Figure content listings
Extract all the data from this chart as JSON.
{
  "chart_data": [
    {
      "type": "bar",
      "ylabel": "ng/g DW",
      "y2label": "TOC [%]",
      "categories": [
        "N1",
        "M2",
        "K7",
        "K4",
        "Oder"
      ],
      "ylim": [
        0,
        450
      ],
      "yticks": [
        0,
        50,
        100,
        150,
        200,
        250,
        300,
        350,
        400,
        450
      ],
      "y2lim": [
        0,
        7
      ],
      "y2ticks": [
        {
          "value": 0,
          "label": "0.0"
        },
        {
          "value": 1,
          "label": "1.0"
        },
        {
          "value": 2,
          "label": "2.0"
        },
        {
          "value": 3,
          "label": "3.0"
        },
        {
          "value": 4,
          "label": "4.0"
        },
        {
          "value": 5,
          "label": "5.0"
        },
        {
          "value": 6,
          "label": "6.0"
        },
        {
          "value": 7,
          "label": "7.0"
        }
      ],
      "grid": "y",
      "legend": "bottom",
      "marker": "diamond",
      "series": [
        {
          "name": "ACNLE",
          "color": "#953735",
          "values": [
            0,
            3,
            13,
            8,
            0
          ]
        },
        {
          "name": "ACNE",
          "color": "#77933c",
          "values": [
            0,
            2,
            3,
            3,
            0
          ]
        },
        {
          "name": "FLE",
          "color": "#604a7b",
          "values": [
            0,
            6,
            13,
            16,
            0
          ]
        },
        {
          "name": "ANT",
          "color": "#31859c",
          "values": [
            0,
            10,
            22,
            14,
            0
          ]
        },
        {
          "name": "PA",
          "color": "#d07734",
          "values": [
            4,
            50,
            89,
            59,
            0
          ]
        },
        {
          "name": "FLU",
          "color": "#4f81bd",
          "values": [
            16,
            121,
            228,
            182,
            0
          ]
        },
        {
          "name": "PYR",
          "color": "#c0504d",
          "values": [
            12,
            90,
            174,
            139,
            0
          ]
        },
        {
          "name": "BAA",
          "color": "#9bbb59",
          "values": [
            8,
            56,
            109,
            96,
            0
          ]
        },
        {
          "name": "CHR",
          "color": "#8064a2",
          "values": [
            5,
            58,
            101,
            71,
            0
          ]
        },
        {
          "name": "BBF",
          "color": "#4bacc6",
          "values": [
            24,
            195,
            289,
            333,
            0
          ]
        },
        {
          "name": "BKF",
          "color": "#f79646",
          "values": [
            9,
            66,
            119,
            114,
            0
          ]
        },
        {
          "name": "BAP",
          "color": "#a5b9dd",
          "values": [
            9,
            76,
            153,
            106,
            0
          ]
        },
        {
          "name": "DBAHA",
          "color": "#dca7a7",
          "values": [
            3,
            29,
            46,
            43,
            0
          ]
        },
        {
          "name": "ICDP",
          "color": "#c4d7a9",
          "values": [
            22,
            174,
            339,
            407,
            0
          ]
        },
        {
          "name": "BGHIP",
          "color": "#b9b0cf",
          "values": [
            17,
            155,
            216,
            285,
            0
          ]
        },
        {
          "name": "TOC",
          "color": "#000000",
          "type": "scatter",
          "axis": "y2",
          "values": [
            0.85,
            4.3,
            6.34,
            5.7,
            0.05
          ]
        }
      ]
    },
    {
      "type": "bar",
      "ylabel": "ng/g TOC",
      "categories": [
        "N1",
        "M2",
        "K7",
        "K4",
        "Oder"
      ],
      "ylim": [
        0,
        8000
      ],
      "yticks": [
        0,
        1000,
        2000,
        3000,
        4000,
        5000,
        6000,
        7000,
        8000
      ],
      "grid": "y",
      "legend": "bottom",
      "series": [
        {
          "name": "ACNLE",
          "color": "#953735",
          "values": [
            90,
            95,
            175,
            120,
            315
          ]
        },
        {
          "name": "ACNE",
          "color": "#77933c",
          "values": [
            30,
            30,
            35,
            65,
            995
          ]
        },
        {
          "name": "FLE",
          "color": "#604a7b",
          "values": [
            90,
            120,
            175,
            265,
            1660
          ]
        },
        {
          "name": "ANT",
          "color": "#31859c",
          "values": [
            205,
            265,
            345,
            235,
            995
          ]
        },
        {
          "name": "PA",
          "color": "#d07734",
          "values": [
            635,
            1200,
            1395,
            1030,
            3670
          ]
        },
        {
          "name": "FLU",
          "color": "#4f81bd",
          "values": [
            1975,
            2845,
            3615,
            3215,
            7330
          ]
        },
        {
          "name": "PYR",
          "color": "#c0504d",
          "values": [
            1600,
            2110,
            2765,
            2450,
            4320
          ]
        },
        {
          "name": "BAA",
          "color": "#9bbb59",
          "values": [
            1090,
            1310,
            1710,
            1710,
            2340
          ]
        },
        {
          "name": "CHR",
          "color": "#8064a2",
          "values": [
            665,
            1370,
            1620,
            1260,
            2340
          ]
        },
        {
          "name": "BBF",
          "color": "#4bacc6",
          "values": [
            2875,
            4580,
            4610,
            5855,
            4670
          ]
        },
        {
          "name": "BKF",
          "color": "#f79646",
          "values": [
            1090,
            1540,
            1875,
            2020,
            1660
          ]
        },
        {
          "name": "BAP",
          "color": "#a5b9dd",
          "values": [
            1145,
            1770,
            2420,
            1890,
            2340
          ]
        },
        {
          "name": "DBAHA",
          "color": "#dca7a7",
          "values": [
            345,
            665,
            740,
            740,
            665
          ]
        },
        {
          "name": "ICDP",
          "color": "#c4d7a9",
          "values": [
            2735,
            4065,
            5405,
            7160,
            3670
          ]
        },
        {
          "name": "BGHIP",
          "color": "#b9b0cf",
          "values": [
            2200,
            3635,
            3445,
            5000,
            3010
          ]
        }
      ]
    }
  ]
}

#### [Requirements]
Without leaving anything out, quote all the data.

#### [Answer to this exercise]
Extract all the data from this chart as JSON.
{
  "chart_data": [
    {
      "type": "bar",
      "ylabel": "ng/g DW",
      "y2label": "TOC [%]",
      "categories": [
        "N1",
        "M2",
        "K7",
        "K4",
        "Oder"
      ],
      "ylim": [
        0,
        450
      ],
      "yticks": [
        0,
        50,
        100,
        150,
        200,
        250,
        300,
        350,
        400,
        450
      ],
      "y2lim": [
        0,
        7
      ],
      "y2ticks": [
        {
          "value": 0,
          "label": "0.0"
        },
        {
          "value": 1,
          "label": "1.0"
        },
        {
          "value": 2,
          "label": "2.0"
        },
        {
          "value": 3,
          "label": "3.0"
        },
        {
          "value": 4,
          "label": "4.0"
        },
        {
          "value": 5,
          "label": "5.0"
        },
        {
          "value": 6,
          "label": "6.0"
        },
        {
          "value": 7,
          "label": "7.0"
        }
      ],
      "grid": "y",
      "legend": "bottom",
      "marker": "diamond",
      "series": [
        {
          "name": "ACNLE",
          "color": "#953735",
          "values": [
            0,
            3,
            13,
            8,
            0
          ]
        },
        {
          "name": "ACNE",
          "color": "#77933c",
          "values": [
            0,
            2,
            3,
            3,
            0
          ]
        },
        {
          "name": "FLE",
          "color": "#604a7b",
          "values": [
            0,
            6,
            13,
            16,
            0
          ]
        },
        {
          "name": "ANT",
          "color": "#31859c",
          "values": [
            0,
            10,
            22,
            14,
            0
          ]
        },
        {
          "name": "PA",
          "color": "#d07734",
          "values": [
            4,
            50,
            89,
            59,
            0
          ]
        },
        {
          "name": "FLU",
          "color": "#4f81bd",
          "values": [
            16,
            121,
            228,
            182,
            0
          ]
        },
        {
          "name": "PYR",
          "color": "#c0504d",
          "values": [
            12,
            90,
            174,
            139,
            0
          ]
        },
        {
          "name": "BAA",
          "color": "#9bbb59",
          "values": [
            8,
            56,
            109,
            96,
            0
          ]
        },
        {
          "name": "CHR",
          "color": "#8064a2",
          "values": [
            5,
            58,
            101,
            71,
            0
          ]
        },
        {
          "name": "BBF",
          "color": "#4bacc6",
          "values": [
            24,
            195,
            289,
            333,
            0
          ]
        },
        {
          "name": "BKF",
          "color": "#f79646",
          "values": [
            9,
            66,
            119,
            114,
            0
          ]
        },
        {
          "name": "BAP",
          "color": "#a5b9dd",
          "values": [
            9,
            76,
            153,
            106,
            0
          ]
        },
        {
          "name": "DBAHA",
          "color": "#dca7a7",
          "values": [
            3,
            29,
            46,
            43,
            0
          ]
        },
        {
          "name": "ICDP",
          "color": "#c4d7a9",
          "values": [
            22,
            174,
            339,
            407,
            0
          ]
        },
        {
          "name": "BGHIP",
          "color": "#b9b0cf",
          "values": [
            17,
            155,
            216,
            285,
            0
          ]
        },
        {
          "name": "TOC",
          "color": "#000000",
          "type": "scatter",
          "axis": "y2",
          "values": [
            0.85,
            4.3,
            6.34,
            5.7,
            0.05
          ]
        }
      ]
    },
    {
      "type": "bar",
      "ylabel": "ng/g TOC",
      "categories": [
        "N1",
        "M2",
        "K7",
        "K4",
        "Oder"
      ],
      "ylim": [
        0,
        8000
      ],
      "yticks": [
        0,
        1000,
        2000,
        3000,
        4000,
        5000,
        6000,
        7000,
        8000
      ],
      "grid": "y",
      "legend": "bottom",
      "series": [
        {
          "name": "ACNLE",
          "color": "#953735",
          "values": [
            90,
            95,
            175,
            120,
            315
          ]
        },
        {
          "name": "ACNE",
          "color": "#77933c",
          "values": [
            30,
            30,
            35,
            65,
            995
          ]
        },
        {
          "name": "FLE",
          "color": "#604a7b",
          "values": [
            90,
            120,
            175,
            265,
            1660
          ]
        },
        {
          "name": "ANT",
          "color": "#31859c",
          "values": [
            205,
            265,
            345,
            235,
            995
          ]
        },
        {
          "name": "PA",
          "color": "#d07734",
          "values": [
            635,
            1200,
            1395,
            1030,
            3670
          ]
        },
        {
          "name": "FLU",
          "color": "#4f81bd",
          "values": [
            1975,
            2845,
            3615,
            3215,
            7330
          ]
        },
        {
          "name": "PYR",
          "color": "#c0504d",
          "values": [
            1600,
            2110,
            2765,
            2450,
            4320
          ]
        },
        {
          "name": "BAA",
          "color": "#9bbb59",
          "values": [
            1090,
            1310,
            1710,
            1710,
            2340
          ]
        },
        {
          "name": "CHR",
          "color": "#8064a2",
          "values": [
            665,
            1370,
            1620,
            1260,
            2340
          ]
        },
        {
          "name": "BBF",
          "color": "#4bacc6",
          "values": [
            2875,
            4580,
            4610,
            5855,
            4670
          ]
        },
        {
          "name": "BKF",
          "color": "#f79646",
          "values": [
            1090,
            1540,
            1875,
            2020,
            1660
          ]
        },
        {
          "name": "BAP",
          "color": "#a5b9dd",
          "values": [
            1145,
            1770,
            2420,
            1890,
            2340
          ]
        },
        {
          "name": "DBAHA",
          "color": "#dca7a7",
          "values": [
            345,
            665,
            740,
            740,
            665
          ]
        },
        {
          "name": "ICDP",
          "color": "#c4d7a9",
          "values": [
            2735,
            4065,
            5405,
            7160,
            3670
          ]
        },
        {
          "name": "BGHIP",
          "color": "#b9b0cf",
          "values": [
            2200,
            3635,
            3445,
            5000,
            3010
          ]
        }
      ]
    }
  ]
}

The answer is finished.